Extracted data entries
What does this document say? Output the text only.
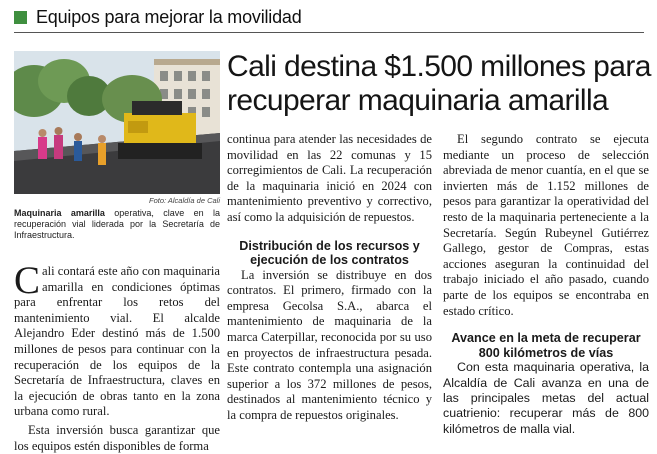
Equipos para mejorar la movilidad
Foto: Alcaldía de Cali
Maquinaria amarilla operativa, clave en la recuperación vial liderada por la Secretaría de Infraestructura.
Cali destina $1.500 millones para recuperar maquinaria amarilla

Cali contará este año con maquinaria amarilla en condiciones óptimas para enfrentar los retos del mantenimiento vial. El alcalde Alejandro Eder destinó más de 1.500 millones de pesos para continuar con la recuperación de los equipos de la Secretaría de Infraestructura, claves en la ejecución de obras tanto en la zona urbana como rural.

Esta inversión busca garantizar que los equipos estén disponibles de forma

continua para atender las necesidades de movilidad en las 22 comunas y 15 corregimientos de Cali. La recuperación de la maquinaria inició en 2024 con mantenimiento preventivo y correctivo, así como la adquisición de repuestos.

Distribución de los recursos y ejecución de los contratos

La inversión se distribuye en dos contratos. El primero, firmado con la empresa Gecolsa S.A., abarca el mantenimiento de maquinaria de la marca Caterpillar, reconocida por su uso en proyectos de infraestructura pesada. Este contrato contempla una asignación superior a los 372 millones de pesos, destinados al mantenimiento técnico y la compra de repuestos originales.

El segundo contrato se ejecuta mediante un proceso de selección abreviada de menor cuantía, en el que se invierten más de 1.152 millones de pesos para garantizar la operatividad del resto de la maquinaria perteneciente a la Secretaría. Según Rubeynel Gutiérrez Gallego, gestor de Compras, estas acciones aseguran la continuidad del trabajo iniciado el año pasado, cuando parte de los equipos se encontraba en estado crítico.

Avance en la meta de recuperar 800 kilómetros de vías

Con esta maquinaria operativa, la Alcaldía de Cali avanza en una de las principales metas del actual cuatrienio: recuperar más de 800 kilómetros de malla vial.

Task details:
Locate the word "recuperación" in the records above, and return each line that has it.

Task output:
Maquinaria amarilla operativa, clave en la recuperación vial liderada por la Secretaría de Infraestructura.
Cali contará este año con maquinaria amarilla en condiciones óptimas para enfrentar los retos del mantenimiento vial. El alcalde Alejandro Eder destinó más de 1.500 millones de pesos para continuar con la recuperación de los equipos de la Secretaría de Infraestructura, claves en la ejecución de obras tanto en la zona urbana como rural.
continua para atender las necesidades de movilidad en las 22 comunas y 15 corregimientos de Cali. La recuperación de la maquinaria inició en 2024 con mantenimiento preventivo y correctivo, así como la adquisición de repuestos.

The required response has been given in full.